++++ DATA EXCERPTS

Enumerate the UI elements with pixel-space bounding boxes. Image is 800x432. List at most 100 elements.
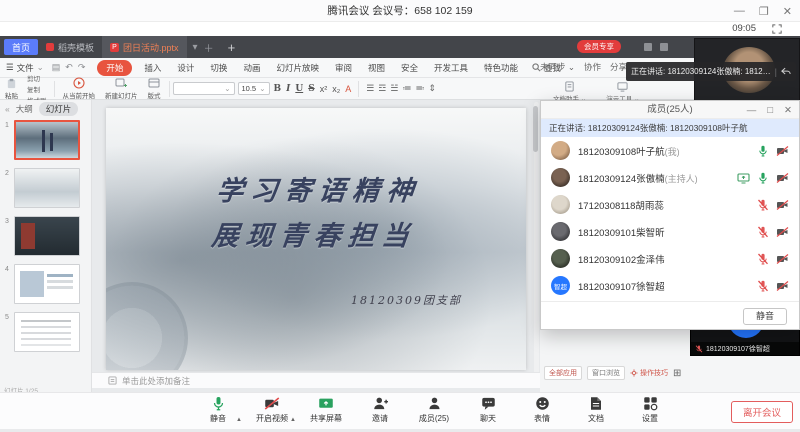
layout-button[interactable]: 版式: [143, 78, 166, 100]
restore-button[interactable]: ❐: [759, 5, 769, 18]
italic-button[interactable]: I: [286, 84, 290, 94]
close-button[interactable]: ✕: [784, 105, 792, 116]
slide-thumb-1[interactable]: 1: [0, 120, 92, 164]
mic-on-icon[interactable]: [757, 145, 769, 157]
minimize-button[interactable]: —: [747, 105, 757, 116]
slides-tab[interactable]: 幻灯片: [39, 102, 79, 116]
member-row[interactable]: 18120309124张傲楠(主持人): [541, 164, 799, 191]
docs-button[interactable]: 文档: [576, 396, 616, 432]
new-slide-button[interactable]: 新建幻灯片: [100, 78, 143, 100]
ribbon-tab-transition[interactable]: 切换: [206, 60, 231, 76]
cut-button[interactable]: 剪切: [27, 73, 47, 83]
emoji-button[interactable]: 表情: [522, 396, 562, 432]
align-center-button[interactable]: ☲: [378, 83, 386, 94]
ribbon-tab-animation[interactable]: 动画: [239, 60, 264, 76]
chat-button[interactable]: 聊天: [468, 396, 508, 432]
mic-muted-icon[interactable]: [757, 280, 769, 292]
align-right-button[interactable]: ☱: [390, 83, 398, 94]
tab-menu-icon[interactable]: ▾: [193, 42, 198, 53]
ribbon-tab-design[interactable]: 设计: [173, 60, 198, 76]
member-row[interactable]: 智超 18120309107徐智超: [541, 272, 799, 299]
tab-close-icon[interactable]: ＋: [204, 40, 214, 55]
ribbon-tab-insert[interactable]: 插入: [140, 60, 165, 76]
superscript-button[interactable]: x²: [320, 84, 328, 94]
wps-file-tab[interactable]: P 团日活动.pptx: [102, 36, 187, 58]
current-slide[interactable]: 学习寄语精神 展现青春担当 18120309团支部: [106, 108, 526, 370]
screen-sharing-icon[interactable]: [737, 172, 750, 184]
more-icon[interactable]: [660, 43, 668, 51]
leave-meeting-button[interactable]: 离开会议: [731, 401, 793, 423]
slide-thumb-5[interactable]: 5: [0, 312, 92, 356]
collaborate-button[interactable]: 协作: [584, 61, 601, 73]
camera-off-icon[interactable]: [776, 172, 789, 184]
bullet-list-button[interactable]: ≔: [402, 83, 411, 94]
minimize-button[interactable]: —: [734, 5, 745, 17]
camera-off-icon[interactable]: [776, 145, 789, 157]
sync-status[interactable]: 未同步 ⌄: [540, 61, 575, 73]
align-left-button[interactable]: ☰: [366, 83, 374, 94]
font-name-combo[interactable]: ⌄: [173, 82, 235, 95]
mic-on-icon[interactable]: [757, 172, 769, 184]
line-spacing-button[interactable]: ⇕: [428, 83, 436, 94]
font-color-button[interactable]: A: [345, 84, 351, 94]
share-button[interactable]: 分享: [610, 61, 627, 73]
slide-thumb-4[interactable]: 4: [0, 264, 92, 308]
play-from-current-button[interactable]: 从当前开始: [58, 77, 101, 100]
invite-button[interactable]: 邀请: [360, 396, 400, 432]
redo-icon[interactable]: ↷: [78, 62, 86, 73]
ribbon-tab-view[interactable]: 视图: [364, 60, 389, 76]
copy-button[interactable]: 复制: [27, 84, 47, 94]
mic-options-caret[interactable]: ▲: [236, 417, 242, 423]
ribbon-tab-security[interactable]: 安全: [397, 60, 422, 76]
ribbon-tab-features[interactable]: 特色功能: [480, 60, 522, 76]
vertical-scrollbar[interactable]: [534, 102, 539, 388]
wps-docer-tab[interactable]: 稻壳模板: [38, 36, 102, 58]
paste-button[interactable]: 粘贴: [0, 78, 23, 100]
member-row[interactable]: 17120308118胡雨蕊: [541, 191, 799, 218]
outline-tab[interactable]: 大纲: [16, 103, 33, 115]
close-button[interactable]: ✕: [783, 5, 792, 18]
wps-home-tab[interactable]: 首页: [4, 39, 38, 55]
bold-button[interactable]: B: [274, 84, 282, 94]
mic-muted-icon[interactable]: [757, 253, 769, 265]
ribbon-tab-slideshow[interactable]: 幻灯片放映: [272, 60, 323, 76]
members-button[interactable]: 成员(25): [414, 396, 454, 432]
camera-off-icon[interactable]: [776, 226, 789, 238]
mic-muted-icon[interactable]: [757, 226, 769, 238]
collapse-panel-icon[interactable]: «: [5, 104, 10, 114]
fullscreen-icon[interactable]: [772, 24, 782, 34]
mute-button[interactable]: 静音: [743, 308, 787, 325]
view-grid-icon[interactable]: ⊞: [673, 368, 681, 379]
member-row[interactable]: 18120309108叶子航(我): [541, 137, 799, 164]
maximize-button[interactable]: □: [767, 105, 773, 116]
ribbon-tab-review[interactable]: 审阅: [331, 60, 356, 76]
member-row[interactable]: 18120309102金泽伟: [541, 245, 799, 272]
camera-options-caret[interactable]: ▲: [290, 417, 296, 423]
camera-off-icon[interactable]: [776, 280, 789, 292]
member-row[interactable]: 18120309101柴智昕: [541, 218, 799, 245]
number-list-button[interactable]: ≕: [415, 83, 424, 94]
notes-bar[interactable]: 单击此处添加备注: [92, 372, 540, 388]
new-tab-button[interactable]: +: [228, 40, 236, 55]
share-screen-button[interactable]: 共享屏幕: [306, 396, 346, 432]
notification-icon[interactable]: [644, 43, 652, 51]
underline-button[interactable]: U: [295, 84, 303, 94]
mute-toggle-button[interactable]: 静音 ▲: [198, 396, 238, 432]
all-apps-button[interactable]: 全部应用: [544, 366, 582, 380]
strikethrough-button[interactable]: S: [308, 84, 315, 94]
camera-off-icon[interactable]: [776, 253, 789, 265]
reply-arrow-icon[interactable]: [781, 67, 791, 76]
browse-mode-button[interactable]: 窗口浏览: [587, 366, 625, 380]
font-size-combo[interactable]: 10.5⌄: [238, 82, 270, 95]
camera-toggle-button[interactable]: 开启视频 ▲: [252, 396, 292, 432]
tips-button[interactable]: 操作技巧: [630, 368, 668, 378]
slide-thumb-2[interactable]: 2: [0, 168, 92, 212]
subscript-button[interactable]: x₂: [332, 84, 340, 94]
ribbon-tab-home[interactable]: 开始: [97, 60, 132, 76]
mic-muted-icon[interactable]: [757, 199, 769, 211]
wps-member-promo-button[interactable]: 会员专享: [577, 40, 621, 53]
undo-icon[interactable]: ↶: [65, 62, 73, 73]
camera-off-icon[interactable]: [776, 199, 789, 211]
save-icon[interactable]: ▤: [52, 62, 61, 73]
slide-thumb-3[interactable]: 3: [0, 216, 92, 260]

++++++++

- _WORK TO DO_
In the lines above, swap "camera-off-icon" for "video-off-icon" wherever it appears, change nothing else, and leave the pictures out.

- _THE SOLUTION_
Enumerate the UI elements with pixel-space bounding boxes. Image is 800x432. List at most 100 elements.
layout-button[interactable]: 版式: [143, 78, 166, 100]
restore-button[interactable]: ❐: [759, 5, 769, 18]
italic-button[interactable]: I: [286, 84, 290, 94]
close-button[interactable]: ✕: [784, 105, 792, 116]
slide-thumb-1[interactable]: 1: [0, 120, 92, 164]
mic-on-icon[interactable]: [757, 145, 769, 157]
minimize-button[interactable]: —: [747, 105, 757, 116]
slides-tab[interactable]: 幻灯片: [39, 102, 79, 116]
member-row[interactable]: 18120309124张傲楠(主持人): [541, 164, 799, 191]
docs-button[interactable]: 文档: [576, 396, 616, 432]
new-slide-button[interactable]: 新建幻灯片: [100, 78, 143, 100]
ribbon-tab-transition[interactable]: 切换: [206, 60, 231, 76]
cut-button[interactable]: 剪切: [27, 73, 47, 83]
emoji-button[interactable]: 表情: [522, 396, 562, 432]
align-center-button[interactable]: ☲: [378, 83, 386, 94]
ribbon-tab-animation[interactable]: 动画: [239, 60, 264, 76]
chat-button[interactable]: 聊天: [468, 396, 508, 432]
mic-muted-icon[interactable]: [757, 280, 769, 292]
align-right-button[interactable]: ☱: [390, 83, 398, 94]
tab-menu-icon[interactable]: ▾: [193, 42, 198, 53]
ribbon-tab-design[interactable]: 设计: [173, 60, 198, 76]
member-row[interactable]: 智超 18120309107徐智超: [541, 272, 799, 299]
tab-close-icon[interactable]: ＋: [204, 40, 214, 55]
ribbon-tab-insert[interactable]: 插入: [140, 60, 165, 76]
superscript-button[interactable]: x²: [320, 84, 328, 94]
wps-file-tab[interactable]: P 团日活动.pptx: [102, 36, 187, 58]
current-slide[interactable]: 学习寄语精神 展现青春担当 18120309团支部: [106, 108, 526, 370]
screen-sharing-icon[interactable]: [737, 172, 750, 184]
more-icon[interactable]: [660, 43, 668, 51]
leave-meeting-button[interactable]: 离开会议: [731, 401, 793, 423]
slide-thumb-5[interactable]: 5: [0, 312, 92, 356]
collaborate-button[interactable]: 协作: [584, 61, 601, 73]
video-off-icon[interactable]: [776, 172, 789, 184]
bullet-list-button[interactable]: ≔: [402, 83, 411, 94]
minimize-button[interactable]: —: [734, 5, 745, 17]
video-off-icon[interactable]: [776, 145, 789, 157]
sync-status[interactable]: 未同步 ⌄: [540, 61, 575, 73]
align-left-button[interactable]: ☰: [366, 83, 374, 94]
font-name-combo[interactable]: ⌄: [173, 82, 235, 95]
mic-on-icon[interactable]: [757, 172, 769, 184]
line-spacing-button[interactable]: ⇕: [428, 83, 436, 94]
font-color-button[interactable]: A: [345, 84, 351, 94]
share-button[interactable]: 分享: [610, 61, 627, 73]
slide-thumb-4[interactable]: 4: [0, 264, 92, 308]
play-from-current-button[interactable]: 从当前开始: [58, 77, 101, 100]
invite-button[interactable]: 邀请: [360, 396, 400, 432]
redo-icon[interactable]: ↷: [78, 62, 86, 73]
ribbon-tab-view[interactable]: 视图: [364, 60, 389, 76]
copy-button[interactable]: 复制: [27, 84, 47, 94]
mic-options-caret[interactable]: ▲: [236, 417, 242, 423]
ribbon-tab-security[interactable]: 安全: [397, 60, 422, 76]
ribbon-tab-features[interactable]: 特色功能: [480, 60, 522, 76]
vertical-scrollbar[interactable]: [534, 102, 539, 388]
wps-docer-tab[interactable]: 稻壳模板: [38, 36, 102, 58]
paste-button[interactable]: 粘贴: [0, 78, 23, 100]
member-row[interactable]: 17120308118胡雨蕊: [541, 191, 799, 218]
outline-tab[interactable]: 大纲: [16, 103, 33, 115]
close-button[interactable]: ✕: [783, 5, 792, 18]
wps-home-tab[interactable]: 首页: [4, 39, 38, 55]
bold-button[interactable]: B: [274, 84, 282, 94]
mic-muted-icon[interactable]: [757, 253, 769, 265]
ribbon-tab-slideshow[interactable]: 幻灯片放映: [272, 60, 323, 76]
members-button[interactable]: 成员(25): [414, 396, 454, 432]
video-off-icon[interactable]: [776, 226, 789, 238]
mic-muted-icon[interactable]: [757, 226, 769, 238]
collapse-panel-icon[interactable]: «: [5, 104, 10, 114]
fullscreen-icon[interactable]: [772, 24, 782, 34]
mute-button[interactable]: 静音: [743, 308, 787, 325]
view-grid-icon[interactable]: ⊞: [673, 368, 681, 379]
member-row[interactable]: 18120309108叶子航(我): [541, 137, 799, 164]
maximize-button[interactable]: □: [767, 105, 773, 116]
ribbon-tab-review[interactable]: 审阅: [331, 60, 356, 76]
member-row[interactable]: 18120309102金泽伟: [541, 245, 799, 272]
camera-options-caret[interactable]: ▲: [290, 417, 296, 423]
video-off-icon[interactable]: [776, 280, 789, 292]
member-row[interactable]: 18120309101柴智昕: [541, 218, 799, 245]
number-list-button[interactable]: ≕: [415, 83, 424, 94]
notes-bar[interactable]: 单击此处添加备注: [92, 372, 540, 388]
new-tab-button[interactable]: +: [228, 40, 236, 55]
share-screen-button[interactable]: 共享屏幕: [306, 396, 346, 432]
notification-icon[interactable]: [644, 43, 652, 51]
underline-button[interactable]: U: [295, 84, 303, 94]
mute-toggle-button[interactable]: 静音 ▲: [198, 396, 238, 432]
all-apps-button[interactable]: 全部应用: [544, 366, 582, 380]
strikethrough-button[interactable]: S: [308, 84, 315, 94]
video-off-icon[interactable]: [776, 253, 789, 265]
reply-arrow-icon[interactable]: [781, 67, 791, 76]
browse-mode-button[interactable]: 窗口浏览: [587, 366, 625, 380]
font-size-combo[interactable]: 10.5⌄: [238, 82, 270, 95]
camera-toggle-button[interactable]: 开启视频 ▲: [252, 396, 292, 432]
tips-button[interactable]: 操作技巧: [630, 368, 668, 378]
slide-thumb-2[interactable]: 2: [0, 168, 92, 212]
subscript-button[interactable]: x₂: [332, 84, 340, 94]
ribbon-tab-home[interactable]: 开始: [97, 60, 132, 76]
mic-muted-icon[interactable]: [757, 199, 769, 211]
wps-member-promo-button[interactable]: 会员专享: [577, 40, 621, 53]
undo-icon[interactable]: ↶: [65, 62, 73, 73]
video-off-icon[interactable]: [776, 199, 789, 211]
save-icon[interactable]: ▤: [52, 62, 61, 73]
slide-thumb-3[interactable]: 3: [0, 216, 92, 260]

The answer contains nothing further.